- **MATERIAL**
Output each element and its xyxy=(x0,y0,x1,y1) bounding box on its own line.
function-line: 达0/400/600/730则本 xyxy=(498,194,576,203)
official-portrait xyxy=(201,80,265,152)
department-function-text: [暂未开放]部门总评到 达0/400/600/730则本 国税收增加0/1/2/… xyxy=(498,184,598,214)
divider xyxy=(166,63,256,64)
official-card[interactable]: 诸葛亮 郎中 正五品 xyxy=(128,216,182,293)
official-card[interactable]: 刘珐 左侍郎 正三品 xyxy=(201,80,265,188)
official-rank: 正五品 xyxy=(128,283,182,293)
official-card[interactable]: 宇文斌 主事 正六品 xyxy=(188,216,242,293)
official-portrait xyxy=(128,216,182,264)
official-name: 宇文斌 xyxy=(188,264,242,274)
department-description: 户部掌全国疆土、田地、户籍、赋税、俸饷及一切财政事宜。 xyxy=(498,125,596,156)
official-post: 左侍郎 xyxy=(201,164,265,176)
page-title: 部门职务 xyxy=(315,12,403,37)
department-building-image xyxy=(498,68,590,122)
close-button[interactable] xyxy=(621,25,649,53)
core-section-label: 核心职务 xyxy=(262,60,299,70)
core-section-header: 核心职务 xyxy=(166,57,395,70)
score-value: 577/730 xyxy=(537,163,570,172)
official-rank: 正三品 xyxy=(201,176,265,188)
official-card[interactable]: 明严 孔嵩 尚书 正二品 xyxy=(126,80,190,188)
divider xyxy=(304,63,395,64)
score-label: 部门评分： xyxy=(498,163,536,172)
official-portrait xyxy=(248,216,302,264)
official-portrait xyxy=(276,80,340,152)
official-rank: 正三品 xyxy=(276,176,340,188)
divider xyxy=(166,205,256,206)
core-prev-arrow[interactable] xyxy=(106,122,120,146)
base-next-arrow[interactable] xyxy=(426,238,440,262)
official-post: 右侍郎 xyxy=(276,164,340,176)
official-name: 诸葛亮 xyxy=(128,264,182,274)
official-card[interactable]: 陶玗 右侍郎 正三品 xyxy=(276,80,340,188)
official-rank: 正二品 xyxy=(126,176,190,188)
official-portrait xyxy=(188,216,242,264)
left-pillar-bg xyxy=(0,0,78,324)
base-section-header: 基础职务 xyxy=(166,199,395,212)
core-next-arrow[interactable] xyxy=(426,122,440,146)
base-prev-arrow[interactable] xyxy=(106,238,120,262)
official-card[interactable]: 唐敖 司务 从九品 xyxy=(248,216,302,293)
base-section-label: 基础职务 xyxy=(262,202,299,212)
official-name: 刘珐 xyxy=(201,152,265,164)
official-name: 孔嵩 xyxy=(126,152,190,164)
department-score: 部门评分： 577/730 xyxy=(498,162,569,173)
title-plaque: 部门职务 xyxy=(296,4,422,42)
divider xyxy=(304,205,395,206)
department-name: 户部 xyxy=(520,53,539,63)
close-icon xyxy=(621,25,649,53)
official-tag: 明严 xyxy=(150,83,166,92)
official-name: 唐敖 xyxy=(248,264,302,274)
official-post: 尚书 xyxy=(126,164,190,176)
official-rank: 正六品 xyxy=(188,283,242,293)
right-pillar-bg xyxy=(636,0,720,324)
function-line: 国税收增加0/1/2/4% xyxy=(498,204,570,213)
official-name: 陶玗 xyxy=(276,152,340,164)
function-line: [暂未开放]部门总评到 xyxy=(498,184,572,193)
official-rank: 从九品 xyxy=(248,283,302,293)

- **GIVEN TASK**
Rewrite every line of the records above, replacing each "divider" with "separator" and leaving everything else unchanged.

- **ANSWER**
Output each element and its xyxy=(x0,y0,x1,y1) bounding box on its own line.
function-line: 达0/400/600/730则本 xyxy=(498,194,576,203)
official-portrait xyxy=(201,80,265,152)
department-function-text: [暂未开放]部门总评到 达0/400/600/730则本 国税收增加0/1/2/… xyxy=(498,184,598,214)
separator xyxy=(166,63,256,64)
official-card[interactable]: 诸葛亮 郎中 正五品 xyxy=(128,216,182,293)
official-card[interactable]: 刘珐 左侍郎 正三品 xyxy=(201,80,265,188)
official-rank: 正五品 xyxy=(128,283,182,293)
official-card[interactable]: 宇文斌 主事 正六品 xyxy=(188,216,242,293)
official-portrait xyxy=(128,216,182,264)
official-name: 宇文斌 xyxy=(188,264,242,274)
department-description: 户部掌全国疆土、田地、户籍、赋税、俸饷及一切财政事宜。 xyxy=(498,125,596,156)
official-post: 左侍郎 xyxy=(201,164,265,176)
page-title: 部门职务 xyxy=(315,12,403,37)
department-building-image xyxy=(498,68,590,122)
close-button[interactable] xyxy=(621,25,649,53)
core-section-label: 核心职务 xyxy=(262,60,299,70)
core-section-header: 核心职务 xyxy=(166,57,395,70)
score-value: 577/730 xyxy=(537,163,570,172)
official-rank: 正三品 xyxy=(201,176,265,188)
official-card[interactable]: 明严 孔嵩 尚书 正二品 xyxy=(126,80,190,188)
separator xyxy=(304,63,395,64)
score-label: 部门评分： xyxy=(498,163,536,172)
official-portrait xyxy=(248,216,302,264)
official-portrait xyxy=(276,80,340,152)
official-rank: 正三品 xyxy=(276,176,340,188)
separator xyxy=(166,205,256,206)
core-prev-arrow[interactable] xyxy=(106,122,120,146)
base-next-arrow[interactable] xyxy=(426,238,440,262)
official-post: 右侍郎 xyxy=(276,164,340,176)
official-name: 诸葛亮 xyxy=(128,264,182,274)
official-card[interactable]: 陶玗 右侍郎 正三品 xyxy=(276,80,340,188)
official-rank: 正二品 xyxy=(126,176,190,188)
official-portrait xyxy=(188,216,242,264)
left-pillar-bg xyxy=(0,0,78,324)
base-section-header: 基础职务 xyxy=(166,199,395,212)
core-next-arrow[interactable] xyxy=(426,122,440,146)
base-prev-arrow[interactable] xyxy=(106,238,120,262)
official-card[interactable]: 唐敖 司务 从九品 xyxy=(248,216,302,293)
base-section-label: 基础职务 xyxy=(262,202,299,212)
official-name: 刘珐 xyxy=(201,152,265,164)
official-name: 孔嵩 xyxy=(126,152,190,164)
department-score: 部门评分： 577/730 xyxy=(498,162,569,173)
title-plaque: 部门职务 xyxy=(296,4,422,42)
separator xyxy=(304,205,395,206)
department-name: 户部 xyxy=(520,53,539,63)
close-icon xyxy=(621,25,649,53)
official-tag: 明严 xyxy=(150,83,166,92)
official-name: 唐敖 xyxy=(248,264,302,274)
official-post: 尚书 xyxy=(126,164,190,176)
official-rank: 正六品 xyxy=(188,283,242,293)
right-pillar-bg xyxy=(636,0,720,324)
function-line: 国税收增加0/1/2/4% xyxy=(498,204,570,213)
official-name: 陶玗 xyxy=(276,152,340,164)
function-line: [暂未开放]部门总评到 xyxy=(498,184,572,193)
official-rank: 从九品 xyxy=(248,283,302,293)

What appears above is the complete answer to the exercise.